Reproduce the stretch of the data from its first line through the line containing "lp-download-button: 資料ダウンロード xyxy=(1033,89,1093,97)", unchanged and including both ends.
==== Data shown
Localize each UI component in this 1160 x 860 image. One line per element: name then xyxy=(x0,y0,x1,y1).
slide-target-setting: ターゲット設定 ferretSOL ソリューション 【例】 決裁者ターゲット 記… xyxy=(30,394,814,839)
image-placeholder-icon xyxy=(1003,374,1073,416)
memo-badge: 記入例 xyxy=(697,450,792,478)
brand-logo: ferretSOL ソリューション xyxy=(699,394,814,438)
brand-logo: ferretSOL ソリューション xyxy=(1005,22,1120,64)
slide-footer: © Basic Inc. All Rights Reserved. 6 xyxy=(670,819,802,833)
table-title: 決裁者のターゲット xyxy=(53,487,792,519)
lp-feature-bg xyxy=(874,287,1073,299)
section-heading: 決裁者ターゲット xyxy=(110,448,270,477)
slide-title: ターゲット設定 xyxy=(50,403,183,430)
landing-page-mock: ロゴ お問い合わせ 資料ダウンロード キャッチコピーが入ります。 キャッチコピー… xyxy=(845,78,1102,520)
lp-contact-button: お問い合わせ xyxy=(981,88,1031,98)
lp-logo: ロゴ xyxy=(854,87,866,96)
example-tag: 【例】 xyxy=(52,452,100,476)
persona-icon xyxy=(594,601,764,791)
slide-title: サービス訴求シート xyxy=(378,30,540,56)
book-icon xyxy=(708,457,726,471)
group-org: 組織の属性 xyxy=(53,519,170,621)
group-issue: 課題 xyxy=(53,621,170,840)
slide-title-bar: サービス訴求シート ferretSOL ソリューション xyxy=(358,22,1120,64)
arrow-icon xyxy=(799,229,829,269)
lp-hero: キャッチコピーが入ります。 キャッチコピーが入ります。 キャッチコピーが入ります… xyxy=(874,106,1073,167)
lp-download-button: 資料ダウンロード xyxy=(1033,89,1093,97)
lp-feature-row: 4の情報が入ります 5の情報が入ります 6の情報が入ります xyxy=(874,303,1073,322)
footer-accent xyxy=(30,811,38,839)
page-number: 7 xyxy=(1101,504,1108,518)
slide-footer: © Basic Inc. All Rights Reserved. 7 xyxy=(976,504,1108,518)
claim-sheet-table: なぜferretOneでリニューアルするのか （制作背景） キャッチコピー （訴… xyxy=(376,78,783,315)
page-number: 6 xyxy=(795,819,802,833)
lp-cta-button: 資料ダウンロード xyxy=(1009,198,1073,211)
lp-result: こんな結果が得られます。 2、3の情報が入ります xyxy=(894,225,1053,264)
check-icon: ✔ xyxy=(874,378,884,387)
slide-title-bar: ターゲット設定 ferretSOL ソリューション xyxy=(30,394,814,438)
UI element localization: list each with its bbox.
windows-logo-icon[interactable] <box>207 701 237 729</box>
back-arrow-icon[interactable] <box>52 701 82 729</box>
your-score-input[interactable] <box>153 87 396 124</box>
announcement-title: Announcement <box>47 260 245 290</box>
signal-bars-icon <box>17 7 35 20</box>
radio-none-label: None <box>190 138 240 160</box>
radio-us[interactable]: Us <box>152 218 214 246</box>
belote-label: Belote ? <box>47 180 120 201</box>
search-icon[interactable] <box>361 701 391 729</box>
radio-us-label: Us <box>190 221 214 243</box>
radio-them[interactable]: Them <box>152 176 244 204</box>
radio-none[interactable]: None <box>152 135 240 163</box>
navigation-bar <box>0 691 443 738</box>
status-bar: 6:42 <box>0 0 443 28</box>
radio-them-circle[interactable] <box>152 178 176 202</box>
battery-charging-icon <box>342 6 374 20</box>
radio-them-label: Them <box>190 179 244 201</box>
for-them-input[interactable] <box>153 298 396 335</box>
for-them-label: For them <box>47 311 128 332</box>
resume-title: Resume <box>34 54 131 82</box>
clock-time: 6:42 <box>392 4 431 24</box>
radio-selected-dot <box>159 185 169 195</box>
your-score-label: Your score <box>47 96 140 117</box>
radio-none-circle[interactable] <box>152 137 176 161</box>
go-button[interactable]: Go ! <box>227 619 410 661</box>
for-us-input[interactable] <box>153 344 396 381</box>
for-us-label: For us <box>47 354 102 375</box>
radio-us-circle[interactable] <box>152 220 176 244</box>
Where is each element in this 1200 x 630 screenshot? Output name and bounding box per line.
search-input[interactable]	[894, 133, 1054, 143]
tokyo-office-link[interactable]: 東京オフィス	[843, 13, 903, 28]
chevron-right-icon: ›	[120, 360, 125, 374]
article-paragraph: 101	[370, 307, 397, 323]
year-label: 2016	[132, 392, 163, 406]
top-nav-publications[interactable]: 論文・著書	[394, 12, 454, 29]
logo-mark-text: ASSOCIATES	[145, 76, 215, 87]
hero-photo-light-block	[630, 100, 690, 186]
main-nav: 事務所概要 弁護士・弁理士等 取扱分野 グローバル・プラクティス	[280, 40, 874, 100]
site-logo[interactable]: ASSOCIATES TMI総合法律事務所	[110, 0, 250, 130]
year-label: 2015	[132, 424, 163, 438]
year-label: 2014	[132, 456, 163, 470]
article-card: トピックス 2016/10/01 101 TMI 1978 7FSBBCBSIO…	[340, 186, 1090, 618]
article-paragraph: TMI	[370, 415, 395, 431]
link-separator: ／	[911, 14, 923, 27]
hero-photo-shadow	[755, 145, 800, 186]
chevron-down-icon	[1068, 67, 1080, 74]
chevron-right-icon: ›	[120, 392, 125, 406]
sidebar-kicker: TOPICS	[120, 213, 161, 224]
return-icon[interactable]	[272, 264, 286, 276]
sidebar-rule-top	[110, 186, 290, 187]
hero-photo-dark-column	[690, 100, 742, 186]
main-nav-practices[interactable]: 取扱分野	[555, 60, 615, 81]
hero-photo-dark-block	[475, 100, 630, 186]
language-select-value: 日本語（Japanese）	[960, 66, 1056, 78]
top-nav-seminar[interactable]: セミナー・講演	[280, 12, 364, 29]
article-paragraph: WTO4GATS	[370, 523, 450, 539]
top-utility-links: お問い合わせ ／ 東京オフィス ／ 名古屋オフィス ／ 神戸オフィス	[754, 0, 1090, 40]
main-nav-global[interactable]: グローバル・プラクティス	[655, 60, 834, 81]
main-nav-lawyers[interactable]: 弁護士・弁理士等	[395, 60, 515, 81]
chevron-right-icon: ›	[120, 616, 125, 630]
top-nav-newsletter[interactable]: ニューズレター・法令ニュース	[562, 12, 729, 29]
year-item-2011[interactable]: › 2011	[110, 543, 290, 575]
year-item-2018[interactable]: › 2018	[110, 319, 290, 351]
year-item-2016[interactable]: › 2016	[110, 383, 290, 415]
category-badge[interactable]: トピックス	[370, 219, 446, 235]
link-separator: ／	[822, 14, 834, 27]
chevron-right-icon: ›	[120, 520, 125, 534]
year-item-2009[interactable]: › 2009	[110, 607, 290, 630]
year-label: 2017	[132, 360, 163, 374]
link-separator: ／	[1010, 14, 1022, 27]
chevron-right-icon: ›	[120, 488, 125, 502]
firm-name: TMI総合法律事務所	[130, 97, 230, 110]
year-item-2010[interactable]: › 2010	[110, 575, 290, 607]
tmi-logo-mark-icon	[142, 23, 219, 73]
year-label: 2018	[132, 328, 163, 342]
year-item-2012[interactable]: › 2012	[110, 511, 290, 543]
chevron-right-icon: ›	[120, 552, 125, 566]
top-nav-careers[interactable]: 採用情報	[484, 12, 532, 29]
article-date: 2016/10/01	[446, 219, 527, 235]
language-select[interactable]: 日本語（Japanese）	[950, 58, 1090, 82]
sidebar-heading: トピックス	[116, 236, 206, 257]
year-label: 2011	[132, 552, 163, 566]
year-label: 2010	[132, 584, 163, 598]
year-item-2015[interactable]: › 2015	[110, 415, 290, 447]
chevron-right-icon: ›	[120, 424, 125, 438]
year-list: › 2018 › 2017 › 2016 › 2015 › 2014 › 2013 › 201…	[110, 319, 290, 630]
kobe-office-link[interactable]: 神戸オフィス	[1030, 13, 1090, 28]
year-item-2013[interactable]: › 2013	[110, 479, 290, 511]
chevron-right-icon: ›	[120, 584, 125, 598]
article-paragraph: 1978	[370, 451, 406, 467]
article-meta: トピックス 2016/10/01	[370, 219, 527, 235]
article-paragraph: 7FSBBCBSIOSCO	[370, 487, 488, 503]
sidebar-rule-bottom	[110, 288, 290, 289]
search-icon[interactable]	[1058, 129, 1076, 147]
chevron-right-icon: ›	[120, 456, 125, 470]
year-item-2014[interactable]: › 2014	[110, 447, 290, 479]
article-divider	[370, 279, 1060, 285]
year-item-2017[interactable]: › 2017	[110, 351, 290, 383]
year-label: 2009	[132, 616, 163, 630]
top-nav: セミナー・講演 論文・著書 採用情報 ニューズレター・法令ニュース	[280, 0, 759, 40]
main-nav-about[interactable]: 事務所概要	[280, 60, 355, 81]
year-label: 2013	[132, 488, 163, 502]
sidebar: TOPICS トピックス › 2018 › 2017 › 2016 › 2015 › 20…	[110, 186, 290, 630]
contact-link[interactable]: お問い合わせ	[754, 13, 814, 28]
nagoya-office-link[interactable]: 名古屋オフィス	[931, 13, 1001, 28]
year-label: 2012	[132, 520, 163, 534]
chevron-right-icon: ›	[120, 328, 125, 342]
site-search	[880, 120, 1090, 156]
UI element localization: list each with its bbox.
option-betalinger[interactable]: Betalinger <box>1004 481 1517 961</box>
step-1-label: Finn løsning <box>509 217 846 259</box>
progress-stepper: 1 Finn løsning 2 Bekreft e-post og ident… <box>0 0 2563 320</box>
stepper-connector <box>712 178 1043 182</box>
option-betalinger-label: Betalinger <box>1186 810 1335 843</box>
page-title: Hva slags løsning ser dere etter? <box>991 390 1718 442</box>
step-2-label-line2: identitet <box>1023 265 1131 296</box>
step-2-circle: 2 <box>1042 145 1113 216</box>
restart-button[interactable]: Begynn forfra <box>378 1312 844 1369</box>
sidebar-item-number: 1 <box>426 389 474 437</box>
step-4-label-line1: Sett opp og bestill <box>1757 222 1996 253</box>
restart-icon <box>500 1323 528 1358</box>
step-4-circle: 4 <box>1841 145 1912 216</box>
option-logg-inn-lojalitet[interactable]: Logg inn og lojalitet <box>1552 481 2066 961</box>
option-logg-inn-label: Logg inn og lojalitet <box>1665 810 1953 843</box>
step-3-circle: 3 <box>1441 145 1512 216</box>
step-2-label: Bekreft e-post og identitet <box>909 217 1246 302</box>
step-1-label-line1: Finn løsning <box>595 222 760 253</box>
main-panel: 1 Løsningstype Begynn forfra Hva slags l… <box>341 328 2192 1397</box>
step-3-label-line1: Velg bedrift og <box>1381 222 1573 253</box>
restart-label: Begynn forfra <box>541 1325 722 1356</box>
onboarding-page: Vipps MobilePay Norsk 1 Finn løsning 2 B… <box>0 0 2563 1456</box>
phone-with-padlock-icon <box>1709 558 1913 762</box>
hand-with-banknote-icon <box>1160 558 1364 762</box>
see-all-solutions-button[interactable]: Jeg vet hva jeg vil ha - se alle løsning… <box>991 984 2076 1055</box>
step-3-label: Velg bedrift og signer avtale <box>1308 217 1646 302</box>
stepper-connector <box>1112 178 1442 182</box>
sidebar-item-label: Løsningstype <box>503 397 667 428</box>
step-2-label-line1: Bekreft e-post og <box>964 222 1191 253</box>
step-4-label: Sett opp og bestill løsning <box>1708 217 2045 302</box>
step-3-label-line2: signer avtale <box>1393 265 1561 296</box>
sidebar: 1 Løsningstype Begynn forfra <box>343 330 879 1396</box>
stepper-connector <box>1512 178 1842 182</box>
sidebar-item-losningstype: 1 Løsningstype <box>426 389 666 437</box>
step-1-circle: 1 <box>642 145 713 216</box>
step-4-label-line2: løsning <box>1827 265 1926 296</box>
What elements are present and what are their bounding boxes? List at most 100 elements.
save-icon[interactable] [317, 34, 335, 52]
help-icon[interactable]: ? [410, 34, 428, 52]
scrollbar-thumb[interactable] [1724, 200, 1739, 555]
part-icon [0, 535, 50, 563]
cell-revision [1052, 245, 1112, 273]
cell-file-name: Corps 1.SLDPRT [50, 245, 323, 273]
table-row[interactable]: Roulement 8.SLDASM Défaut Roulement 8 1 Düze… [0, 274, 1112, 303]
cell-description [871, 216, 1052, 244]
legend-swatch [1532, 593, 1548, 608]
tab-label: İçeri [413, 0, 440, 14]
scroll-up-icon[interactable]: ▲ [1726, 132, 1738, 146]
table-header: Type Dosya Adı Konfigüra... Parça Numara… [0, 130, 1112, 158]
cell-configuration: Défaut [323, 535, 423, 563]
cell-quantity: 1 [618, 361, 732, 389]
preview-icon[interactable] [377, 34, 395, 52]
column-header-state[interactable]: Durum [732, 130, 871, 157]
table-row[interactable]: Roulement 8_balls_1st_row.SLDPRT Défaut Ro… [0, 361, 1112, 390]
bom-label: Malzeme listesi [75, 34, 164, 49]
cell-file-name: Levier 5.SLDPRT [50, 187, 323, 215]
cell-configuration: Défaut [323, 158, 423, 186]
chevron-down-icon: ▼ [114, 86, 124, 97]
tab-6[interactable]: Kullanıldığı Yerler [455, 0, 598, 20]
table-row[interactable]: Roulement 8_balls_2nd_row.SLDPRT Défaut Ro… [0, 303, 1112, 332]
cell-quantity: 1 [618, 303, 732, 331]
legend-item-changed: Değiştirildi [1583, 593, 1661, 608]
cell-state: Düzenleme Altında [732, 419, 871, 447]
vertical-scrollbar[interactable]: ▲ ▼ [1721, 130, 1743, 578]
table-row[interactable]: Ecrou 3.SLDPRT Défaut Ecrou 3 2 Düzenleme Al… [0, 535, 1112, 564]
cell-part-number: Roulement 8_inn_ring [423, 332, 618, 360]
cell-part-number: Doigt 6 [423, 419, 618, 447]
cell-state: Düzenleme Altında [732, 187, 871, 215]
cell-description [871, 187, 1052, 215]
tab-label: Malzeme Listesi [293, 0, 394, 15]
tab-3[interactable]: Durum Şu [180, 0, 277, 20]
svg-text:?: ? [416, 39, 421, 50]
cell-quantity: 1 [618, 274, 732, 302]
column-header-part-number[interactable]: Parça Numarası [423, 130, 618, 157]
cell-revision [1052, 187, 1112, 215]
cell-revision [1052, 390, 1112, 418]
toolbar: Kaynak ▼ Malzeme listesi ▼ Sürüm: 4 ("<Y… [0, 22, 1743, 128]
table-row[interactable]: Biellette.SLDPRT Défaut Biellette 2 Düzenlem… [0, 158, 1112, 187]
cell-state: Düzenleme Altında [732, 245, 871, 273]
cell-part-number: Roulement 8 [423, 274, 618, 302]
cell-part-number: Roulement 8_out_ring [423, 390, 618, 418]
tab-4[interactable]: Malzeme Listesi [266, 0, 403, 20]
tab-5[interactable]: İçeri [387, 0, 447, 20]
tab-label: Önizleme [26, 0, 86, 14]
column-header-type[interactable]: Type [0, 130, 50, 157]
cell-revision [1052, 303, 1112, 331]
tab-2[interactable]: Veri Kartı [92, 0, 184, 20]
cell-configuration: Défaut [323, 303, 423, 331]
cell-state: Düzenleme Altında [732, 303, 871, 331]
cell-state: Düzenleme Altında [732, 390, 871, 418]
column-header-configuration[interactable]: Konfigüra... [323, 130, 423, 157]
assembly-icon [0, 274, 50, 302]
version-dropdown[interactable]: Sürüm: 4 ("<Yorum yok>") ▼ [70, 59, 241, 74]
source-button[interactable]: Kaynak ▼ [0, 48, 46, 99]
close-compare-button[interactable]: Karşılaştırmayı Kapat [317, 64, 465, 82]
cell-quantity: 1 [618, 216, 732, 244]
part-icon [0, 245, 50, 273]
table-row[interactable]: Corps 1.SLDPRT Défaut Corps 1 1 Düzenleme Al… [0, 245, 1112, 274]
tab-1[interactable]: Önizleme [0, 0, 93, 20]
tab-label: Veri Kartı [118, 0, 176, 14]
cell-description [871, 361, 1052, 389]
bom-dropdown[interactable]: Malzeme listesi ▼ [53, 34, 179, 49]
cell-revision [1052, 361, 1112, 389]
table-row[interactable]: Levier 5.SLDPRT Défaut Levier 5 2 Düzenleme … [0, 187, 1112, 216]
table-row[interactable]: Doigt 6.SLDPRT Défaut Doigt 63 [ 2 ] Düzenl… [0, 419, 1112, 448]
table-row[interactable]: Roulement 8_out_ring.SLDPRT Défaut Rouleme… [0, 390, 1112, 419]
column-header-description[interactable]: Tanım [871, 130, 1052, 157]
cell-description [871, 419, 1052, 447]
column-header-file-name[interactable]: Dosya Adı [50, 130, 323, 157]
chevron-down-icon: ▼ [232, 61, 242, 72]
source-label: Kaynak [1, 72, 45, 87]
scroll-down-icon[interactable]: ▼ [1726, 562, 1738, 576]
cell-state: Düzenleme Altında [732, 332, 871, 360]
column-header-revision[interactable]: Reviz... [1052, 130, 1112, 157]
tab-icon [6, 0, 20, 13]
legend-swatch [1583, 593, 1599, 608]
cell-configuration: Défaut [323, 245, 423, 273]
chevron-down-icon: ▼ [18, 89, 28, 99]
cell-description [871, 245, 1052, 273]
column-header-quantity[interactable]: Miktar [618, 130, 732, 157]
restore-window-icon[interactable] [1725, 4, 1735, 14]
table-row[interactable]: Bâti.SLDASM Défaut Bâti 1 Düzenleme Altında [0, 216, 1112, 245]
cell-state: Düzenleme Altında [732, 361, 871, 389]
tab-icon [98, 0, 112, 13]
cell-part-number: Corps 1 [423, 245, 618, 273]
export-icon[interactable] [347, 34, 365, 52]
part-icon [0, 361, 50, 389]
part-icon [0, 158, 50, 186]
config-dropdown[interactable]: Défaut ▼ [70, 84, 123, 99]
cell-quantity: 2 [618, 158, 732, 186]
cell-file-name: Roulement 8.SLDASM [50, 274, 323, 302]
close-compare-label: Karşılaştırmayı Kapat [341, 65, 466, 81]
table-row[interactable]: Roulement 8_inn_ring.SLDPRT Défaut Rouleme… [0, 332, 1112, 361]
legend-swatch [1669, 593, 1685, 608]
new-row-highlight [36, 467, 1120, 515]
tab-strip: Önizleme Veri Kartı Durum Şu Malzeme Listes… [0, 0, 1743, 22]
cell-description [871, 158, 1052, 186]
========
#### The result:
Localize each UI component in this 1160 x 860 image. One line per element: name then xyxy=(x0,y0,x1,y1).
slide-target-setting: ターゲット設定 ferretSOL ソリューション 【例】 決裁者ターゲット 記… xyxy=(30,394,814,839)
image-placeholder-icon xyxy=(1003,374,1073,416)
memo-badge: 記入例 xyxy=(697,450,792,478)
brand-logo: ferretSOL ソリューション xyxy=(699,394,814,438)
brand-logo: ferretSOL ソリューション xyxy=(1005,22,1120,64)
slide-footer: © Basic Inc. All Rights Reserved. 6 xyxy=(670,819,802,833)
table-title: 決裁者のターゲット xyxy=(53,487,792,519)
lp-feature-bg xyxy=(874,287,1073,299)
section-heading: 決裁者ターゲット xyxy=(110,448,270,477)
slide-title: ターゲット設定 xyxy=(50,403,183,430)
landing-page-mock: ロゴ お問い合わせ 資料ダウンロード キャッチコピーが入ります。 キャッチコピー… xyxy=(845,78,1102,520)
lp-contact-button: お問い合わせ xyxy=(981,88,1031,98)
lp-logo: ロゴ xyxy=(854,87,866,96)
example-tag: 【例】 xyxy=(52,452,100,476)
persona-icon xyxy=(594,601,764,791)
slide-title: サービス訴求シート xyxy=(378,30,540,56)
book-icon xyxy=(708,457,726,471)
group-org: 組織の属性 xyxy=(53,519,170,621)
group-issue: 課題 xyxy=(53,621,170,840)
slide-title-bar: サービス訴求シート ferretSOL ソリューション xyxy=(358,22,1120,64)
arrow-icon xyxy=(799,229,829,269)
lp-hero: キャッチコピーが入ります。 キャッチコピーが入ります。 キャッチコピーが入ります… xyxy=(874,106,1073,167)
lp-download-button: 資料ダウンロード xyxy=(1033,89,1093,97)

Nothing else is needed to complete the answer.